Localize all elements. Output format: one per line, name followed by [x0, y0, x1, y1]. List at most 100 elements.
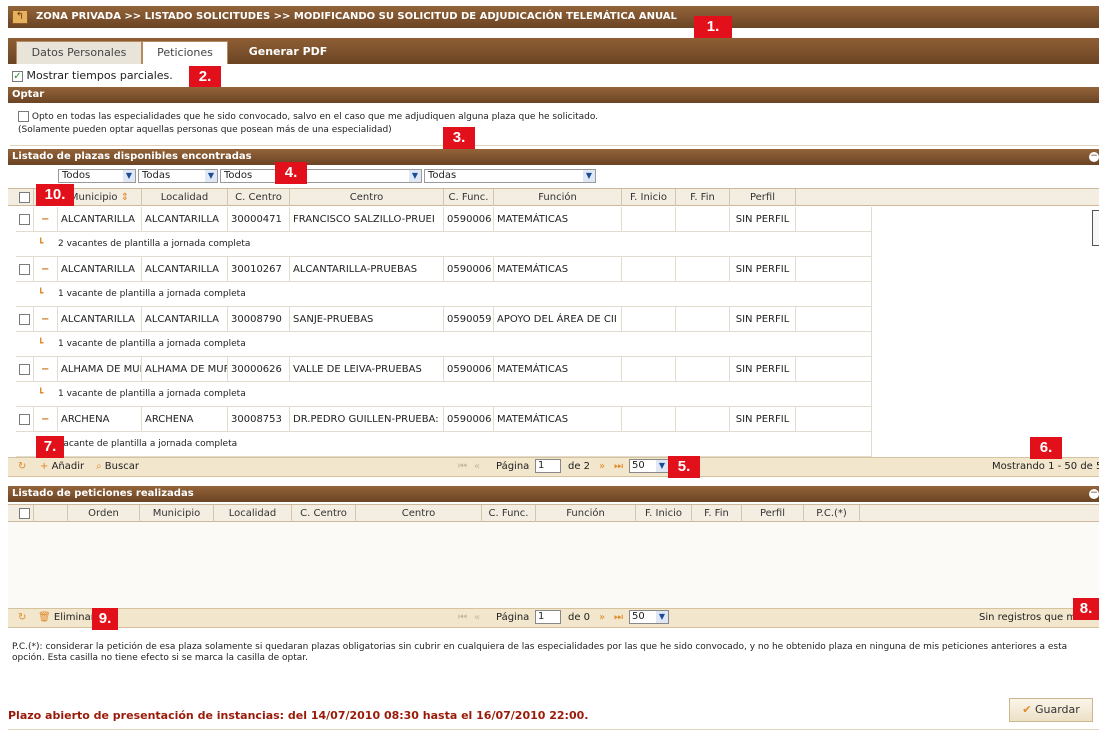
col-funcion[interactable]: Función — [494, 189, 622, 206]
page-input[interactable]: 1 — [535, 459, 561, 473]
table-row[interactable]: − ALCANTARILLA ALCANTARILLA 30010267 ALCANTA… — [16, 257, 871, 282]
marker-1: 1. — [694, 16, 732, 38]
col-municipio[interactable]: Municipio — [140, 505, 214, 522]
col-finicio[interactable]: F. Inicio — [636, 505, 692, 522]
divider — [8, 729, 1099, 730]
trash-icon: 🗑 — [38, 612, 51, 623]
cell-municipio: ARCHENA — [58, 407, 142, 432]
collapse-icon[interactable]: − — [1089, 152, 1099, 162]
realizadas-pager: ↻ 🗑 Eliminar ⏮ « Página 1 de 0 » ⏭ 50 ▼ S… — [8, 608, 1099, 628]
mostrar-tiempos-label: Mostrar tiempos parciales. — [26, 69, 173, 82]
optar-checkbox[interactable] — [18, 111, 29, 122]
col-cfunc[interactable]: C. Func. — [444, 189, 494, 206]
col-ccentro[interactable]: C. Centro — [292, 505, 356, 522]
scrollbar[interactable] — [1092, 210, 1099, 246]
delete-button[interactable]: 🗑 Eliminar — [38, 609, 95, 627]
row-checkbox[interactable] — [19, 263, 30, 275]
col-ffin[interactable]: F. Fin — [676, 189, 730, 206]
cell-perfil: SIN PERFIL — [730, 357, 796, 382]
refresh-icon[interactable]: ↻ — [18, 458, 26, 476]
cell-finicio — [622, 257, 676, 282]
table-row[interactable]: − ALCANTARILLA ALCANTARILLA 30000471 FRANCIS… — [16, 207, 871, 232]
first-page-icon[interactable]: ⏮ — [458, 458, 467, 476]
cell-funcion: MATEMÁTICAS — [494, 207, 622, 232]
col-perfil[interactable]: Perfil — [730, 189, 796, 206]
cell-finicio — [622, 307, 676, 332]
status-text: Sin registros que mo — [979, 612, 1083, 623]
collapse-row-icon[interactable]: − — [34, 357, 58, 382]
scroll-area[interactable] — [871, 207, 1099, 457]
row-checkbox[interactable] — [19, 363, 30, 375]
chevron-down-icon: ▼ — [123, 170, 135, 182]
mostrar-tiempos-checkbox[interactable]: ✓ — [12, 70, 23, 82]
realizadas-column-header: Orden Municipio Localidad C. Centro Cent… — [8, 504, 1099, 522]
cell-cfunc: 0590059 — [444, 307, 494, 332]
cell-localidad: ALCANTARILLA — [142, 207, 228, 232]
row-checkbox[interactable] — [19, 213, 30, 225]
col-localidad[interactable]: Localidad — [214, 505, 292, 522]
cell-ffin — [676, 257, 730, 282]
showing-count: Mostrando 1 - 50 de 55 — [992, 461, 1099, 472]
filter-funcion[interactable]: Todas ▼ — [424, 169, 596, 183]
collapse-row-icon[interactable]: − — [34, 257, 58, 282]
search-button[interactable]: ⌕ Buscar — [96, 458, 139, 476]
search-icon: ⌕ — [96, 461, 102, 472]
col-funcion[interactable]: Función — [536, 505, 636, 522]
last-page-icon[interactable]: ⏭ — [614, 609, 623, 627]
next-page-icon[interactable]: » — [599, 458, 605, 476]
per-page-select[interactable]: 50 ▼ — [629, 610, 669, 624]
table-row[interactable]: − ALCANTARILLA ALCANTARILLA 30008790 SANJE-P… — [16, 307, 871, 332]
prev-page-icon[interactable]: « — [474, 458, 480, 476]
table-row[interactable]: − ARCHENA ARCHENA 30008753 DR.PEDRO GUILLEN-… — [16, 407, 871, 432]
col-orden[interactable]: Orden — [68, 505, 140, 522]
table-row[interactable]: − ALHAMA DE MUF ALHAMA DE MUF 30000626 VALLE… — [16, 357, 871, 382]
col-localidad[interactable]: Localidad — [142, 189, 228, 206]
detail-text: vacante de plantilla a jornada completa — [58, 439, 238, 449]
col-centro[interactable]: Centro — [356, 505, 482, 522]
first-page-icon[interactable]: ⏮ — [458, 609, 467, 627]
back-arrow-icon[interactable]: ↰ — [12, 10, 28, 24]
cell-municipio: ALCANTARILLA — [58, 207, 142, 232]
row-checkbox[interactable] — [19, 413, 30, 425]
collapse-row-icon[interactable]: − — [34, 207, 58, 232]
cell-localidad: ALCANTARILLA — [142, 307, 228, 332]
cell-funcion: MATEMÁTICAS — [494, 407, 622, 432]
select-all-checkbox[interactable] — [19, 191, 30, 203]
filter-municipio[interactable]: Todos ▼ — [58, 169, 136, 183]
col-finicio[interactable]: F. Inicio — [622, 189, 676, 206]
collapse-icon[interactable]: − — [1089, 489, 1099, 499]
cell-localidad: ARCHENA — [142, 407, 228, 432]
cell-municipio: ALCANTARILLA — [58, 307, 142, 332]
col-centro[interactable]: Centro — [290, 189, 444, 206]
marker-8: 7. — [36, 436, 64, 458]
per-page-select[interactable]: 50 ▼ — [629, 459, 669, 473]
refresh-icon[interactable]: ↻ — [18, 609, 26, 627]
tab-peticiones[interactable]: Peticiones — [142, 41, 228, 64]
tab-generar-pdf[interactable]: Generar PDF — [238, 41, 338, 64]
filter-centro[interactable]: Todos ▼ — [220, 169, 422, 183]
last-page-icon[interactable]: ⏭ — [614, 458, 623, 476]
col-ffin[interactable]: F. Fin — [692, 505, 742, 522]
prev-page-icon[interactable]: « — [474, 609, 480, 627]
col-perfil[interactable]: Perfil — [742, 505, 804, 522]
select-all-peticiones-checkbox[interactable] — [19, 507, 30, 519]
row-checkbox[interactable] — [19, 313, 30, 325]
collapse-row-icon[interactable]: − — [34, 307, 58, 332]
optar-title: Optar — [12, 89, 45, 100]
detail-text: 1 vacante de plantilla a jornada complet… — [58, 289, 246, 299]
tab-datos-personales[interactable]: Datos Personales — [16, 41, 142, 64]
filter-localidad[interactable]: Todas ▼ — [138, 169, 218, 183]
realizadas-empty-body — [8, 522, 1099, 608]
row-detail: ┗vacante de plantilla a jornada completa — [16, 432, 871, 457]
col-cfunc[interactable]: C. Func. — [482, 505, 536, 522]
cell-finicio — [622, 357, 676, 382]
add-button[interactable]: + Añadir — [40, 458, 84, 476]
col-pc[interactable]: P.C.(*) — [804, 505, 860, 522]
cell-ffin — [676, 407, 730, 432]
marker-7: 8. — [1073, 598, 1099, 620]
next-page-icon[interactable]: » — [599, 609, 605, 627]
page-input[interactable]: 1 — [535, 610, 561, 624]
marker-5: 5. — [668, 456, 700, 478]
collapse-row-icon[interactable]: − — [34, 407, 58, 432]
col-ccentro[interactable]: C. Centro — [228, 189, 290, 206]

__OBJETIVO DA TAREFA__
Copie fielmente todas as linhas do material acima, do início ao fim, mas deixe as imagens fora da resposta.

__RESULTADO DO EXERCÍCIO__
Localize all elements. Output format: one per line, name followed by [x0, y0, x1, y1]. List at most 100 elements.
col-funcion[interactable]: Función — [494, 189, 622, 206]
page-input[interactable]: 1 — [535, 459, 561, 473]
table-row[interactable]: − ALCANTARILLA ALCANTARILLA 30010267 ALCANTA… — [16, 257, 871, 282]
marker-1: 1. — [694, 16, 732, 38]
col-municipio[interactable]: Municipio — [140, 505, 214, 522]
col-finicio[interactable]: F. Inicio — [636, 505, 692, 522]
divider — [8, 729, 1099, 730]
trash-icon: 🗑 — [38, 612, 51, 623]
cell-municipio: ARCHENA — [58, 407, 142, 432]
collapse-icon[interactable]: − — [1089, 152, 1099, 162]
realizadas-pager: ↻ 🗑 Eliminar ⏮ « Página 1 de 0 » ⏭ 50 ▼ S… — [8, 608, 1099, 628]
mostrar-tiempos-label: Mostrar tiempos parciales. — [26, 69, 173, 82]
optar-checkbox[interactable] — [18, 111, 29, 122]
col-cfunc[interactable]: C. Func. — [444, 189, 494, 206]
col-ccentro[interactable]: C. Centro — [292, 505, 356, 522]
scrollbar[interactable] — [1092, 210, 1099, 246]
delete-button[interactable]: 🗑 Eliminar — [38, 609, 95, 627]
row-checkbox[interactable] — [19, 263, 30, 275]
col-ffin[interactable]: F. Fin — [676, 189, 730, 206]
cell-perfil: SIN PERFIL — [730, 357, 796, 382]
refresh-icon[interactable]: ↻ — [18, 458, 26, 476]
cell-finicio — [622, 257, 676, 282]
table-row[interactable]: − ALCANTARILLA ALCANTARILLA 30000471 FRANCIS… — [16, 207, 871, 232]
first-page-icon[interactable]: ⏮ — [458, 458, 467, 476]
cell-funcion: MATEMÁTICAS — [494, 207, 622, 232]
col-perfil[interactable]: Perfil — [730, 189, 796, 206]
cell-finicio — [622, 307, 676, 332]
status-text: Sin registros que mo — [979, 612, 1083, 623]
collapse-row-icon[interactable]: − — [34, 357, 58, 382]
scroll-area[interactable] — [871, 207, 1099, 457]
row-checkbox[interactable] — [19, 363, 30, 375]
chevron-down-icon: ▼ — [123, 170, 135, 182]
mostrar-tiempos-checkbox[interactable]: ✓ — [12, 70, 23, 82]
realizadas-column-header: Orden Municipio Localidad C. Centro Cent… — [8, 504, 1099, 522]
cell-cfunc: 0590059 — [444, 307, 494, 332]
cell-localidad: ALCANTARILLA — [142, 207, 228, 232]
row-checkbox[interactable] — [19, 213, 30, 225]
col-localidad[interactable]: Localidad — [214, 505, 292, 522]
cell-ffin — [676, 257, 730, 282]
showing-count: Mostrando 1 - 50 de 55 — [992, 461, 1099, 472]
filter-funcion[interactable]: Todas ▼ — [424, 169, 596, 183]
collapse-row-icon[interactable]: − — [34, 257, 58, 282]
search-button[interactable]: ⌕ Buscar — [96, 458, 139, 476]
search-icon: ⌕ — [96, 461, 102, 472]
col-funcion[interactable]: Función — [536, 505, 636, 522]
last-page-icon[interactable]: ⏭ — [614, 609, 623, 627]
next-page-icon[interactable]: » — [599, 458, 605, 476]
per-page-select[interactable]: 50 ▼ — [629, 610, 669, 624]
table-row[interactable]: − ALCANTARILLA ALCANTARILLA 30008790 SANJE-P… — [16, 307, 871, 332]
prev-page-icon[interactable]: « — [474, 458, 480, 476]
table-row[interactable]: − ARCHENA ARCHENA 30008753 DR.PEDRO GUILLEN-… — [16, 407, 871, 432]
col-orden[interactable]: Orden — [68, 505, 140, 522]
table-row[interactable]: − ALHAMA DE MUF ALHAMA DE MUF 30000626 VALLE… — [16, 357, 871, 382]
col-localidad[interactable]: Localidad — [142, 189, 228, 206]
detail-text: vacante de plantilla a jornada completa — [58, 439, 238, 449]
col-centro[interactable]: Centro — [356, 505, 482, 522]
first-page-icon[interactable]: ⏮ — [458, 609, 467, 627]
back-arrow-icon[interactable]: ↰ — [12, 10, 28, 24]
cell-municipio: ALCANTARILLA — [58, 207, 142, 232]
row-checkbox[interactable] — [19, 413, 30, 425]
collapse-row-icon[interactable]: − — [34, 207, 58, 232]
cell-localidad: ALCANTARILLA — [142, 307, 228, 332]
cell-funcion: MATEMÁTICAS — [494, 407, 622, 432]
select-all-checkbox[interactable] — [19, 191, 30, 203]
filter-municipio[interactable]: Todos ▼ — [58, 169, 136, 183]
col-finicio[interactable]: F. Inicio — [622, 189, 676, 206]
collapse-icon[interactable]: − — [1089, 489, 1099, 499]
cell-localidad: ARCHENA — [142, 407, 228, 432]
cell-municipio: ALCANTARILLA — [58, 307, 142, 332]
col-centro[interactable]: Centro — [290, 189, 444, 206]
marker-8: 7. — [36, 436, 64, 458]
per-page-select[interactable]: 50 ▼ — [629, 459, 669, 473]
refresh-icon[interactable]: ↻ — [18, 609, 26, 627]
tab-peticiones[interactable]: Peticiones — [142, 41, 228, 64]
tab-generar-pdf[interactable]: Generar PDF — [238, 41, 338, 64]
filter-centro[interactable]: Todos ▼ — [220, 169, 422, 183]
last-page-icon[interactable]: ⏭ — [614, 458, 623, 476]
col-ffin[interactable]: F. Fin — [692, 505, 742, 522]
prev-page-icon[interactable]: « — [474, 609, 480, 627]
col-perfil[interactable]: Perfil — [742, 505, 804, 522]
select-all-peticiones-checkbox[interactable] — [19, 507, 30, 519]
row-checkbox[interactable] — [19, 313, 30, 325]
collapse-row-icon[interactable]: − — [34, 307, 58, 332]
optar-title: Optar — [12, 89, 45, 100]
detail-text: 1 vacante de plantilla a jornada complet… — [58, 289, 246, 299]
tab-datos-personales[interactable]: Datos Personales — [16, 41, 142, 64]
filter-localidad[interactable]: Todas ▼ — [138, 169, 218, 183]
realizadas-empty-body — [8, 522, 1099, 608]
row-detail: ┗vacante de plantilla a jornada completa — [16, 432, 871, 457]
col-cfunc[interactable]: C. Func. — [482, 505, 536, 522]
cell-finicio — [622, 357, 676, 382]
add-button[interactable]: + Añadir — [40, 458, 84, 476]
col-pc[interactable]: P.C.(*) — [804, 505, 860, 522]
cell-ffin — [676, 407, 730, 432]
marker-7: 8. — [1073, 598, 1099, 620]
next-page-icon[interactable]: » — [599, 609, 605, 627]
page-input[interactable]: 1 — [535, 610, 561, 624]
marker-5: 5. — [668, 456, 700, 478]
collapse-row-icon[interactable]: − — [34, 407, 58, 432]
col-ccentro[interactable]: C. Centro — [228, 189, 290, 206]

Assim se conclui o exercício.